>> begin TASK INPUTS

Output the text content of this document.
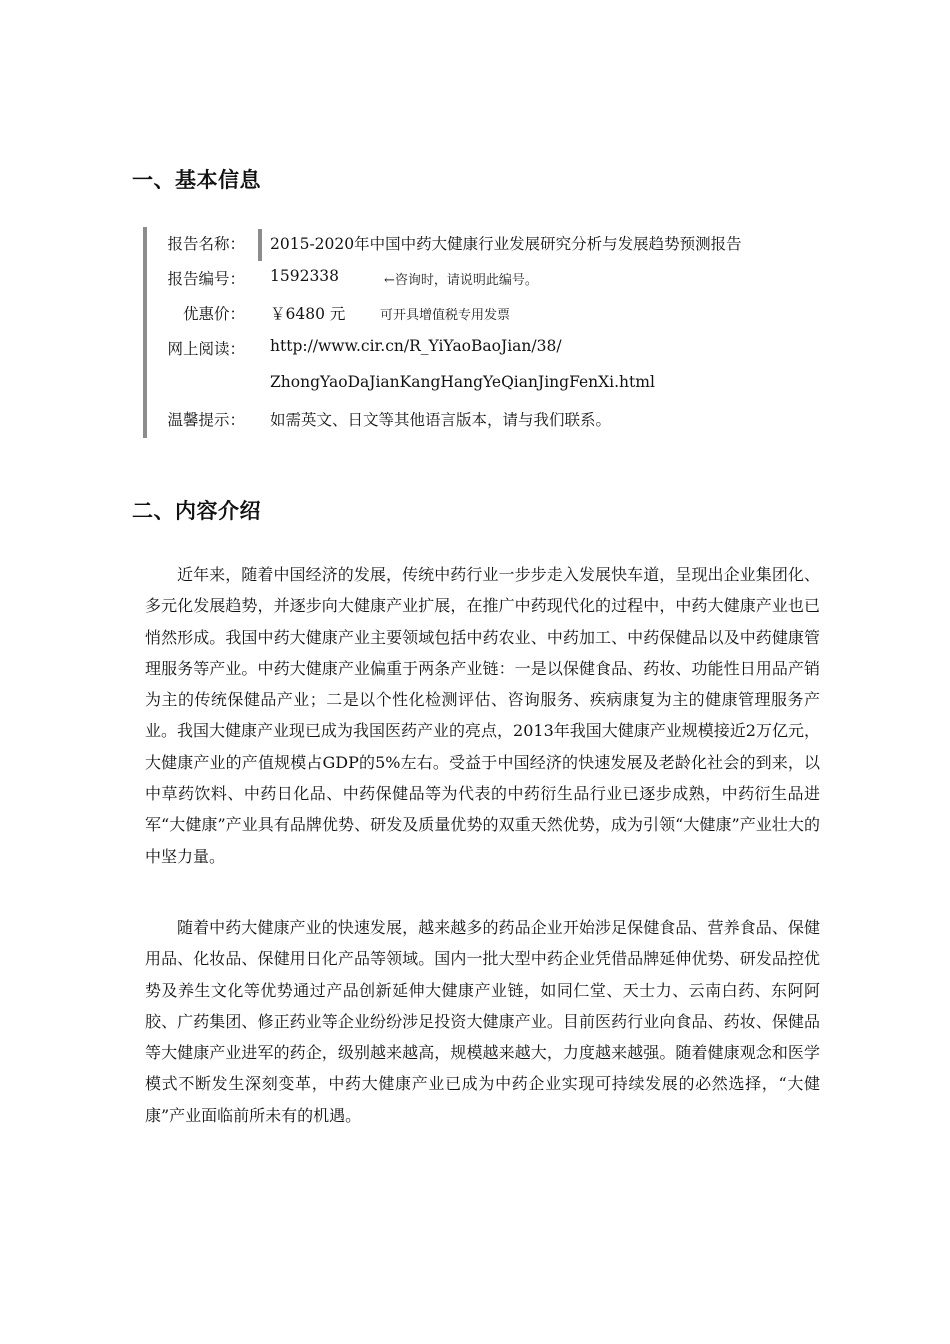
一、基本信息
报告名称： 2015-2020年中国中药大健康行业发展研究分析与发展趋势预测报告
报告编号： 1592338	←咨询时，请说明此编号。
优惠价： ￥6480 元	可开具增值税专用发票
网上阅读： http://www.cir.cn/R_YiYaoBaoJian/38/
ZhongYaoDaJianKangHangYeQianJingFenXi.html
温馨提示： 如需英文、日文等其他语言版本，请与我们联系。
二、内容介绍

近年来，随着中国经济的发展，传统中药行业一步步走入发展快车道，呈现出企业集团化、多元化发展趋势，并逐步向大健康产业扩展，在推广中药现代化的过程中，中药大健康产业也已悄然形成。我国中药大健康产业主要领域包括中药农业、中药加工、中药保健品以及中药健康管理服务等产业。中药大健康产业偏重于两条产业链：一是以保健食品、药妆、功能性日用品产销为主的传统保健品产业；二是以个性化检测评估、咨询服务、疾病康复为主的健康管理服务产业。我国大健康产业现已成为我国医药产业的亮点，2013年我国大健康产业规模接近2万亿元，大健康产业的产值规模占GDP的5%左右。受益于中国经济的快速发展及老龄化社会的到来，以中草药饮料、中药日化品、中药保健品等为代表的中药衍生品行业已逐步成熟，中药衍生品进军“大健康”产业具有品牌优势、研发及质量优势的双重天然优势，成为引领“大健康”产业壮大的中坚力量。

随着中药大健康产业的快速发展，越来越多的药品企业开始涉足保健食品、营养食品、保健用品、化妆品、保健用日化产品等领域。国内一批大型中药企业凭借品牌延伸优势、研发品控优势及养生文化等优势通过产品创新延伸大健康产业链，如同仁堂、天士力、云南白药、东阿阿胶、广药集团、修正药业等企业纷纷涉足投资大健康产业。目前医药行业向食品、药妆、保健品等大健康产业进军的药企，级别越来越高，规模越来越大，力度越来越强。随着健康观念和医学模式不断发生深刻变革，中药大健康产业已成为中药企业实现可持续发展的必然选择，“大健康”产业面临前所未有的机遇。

>> end TASK INPUTS
>> begin TASK INPUTS

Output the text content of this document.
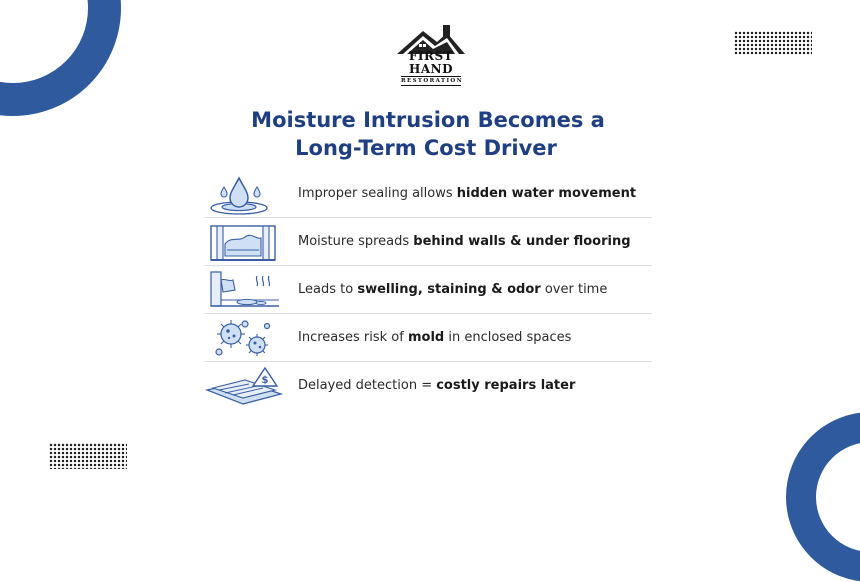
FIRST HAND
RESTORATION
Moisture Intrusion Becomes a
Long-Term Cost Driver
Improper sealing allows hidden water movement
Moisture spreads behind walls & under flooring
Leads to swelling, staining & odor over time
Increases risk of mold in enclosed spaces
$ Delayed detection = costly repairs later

>> end TASK INPUTS

EXERCISE DETAILS:
Gather from the entries above all lines that include the string "Moisture".

TASK ANSWER:
Moisture Intrusion Becomes a
Moisture spreads behind walls & under flooring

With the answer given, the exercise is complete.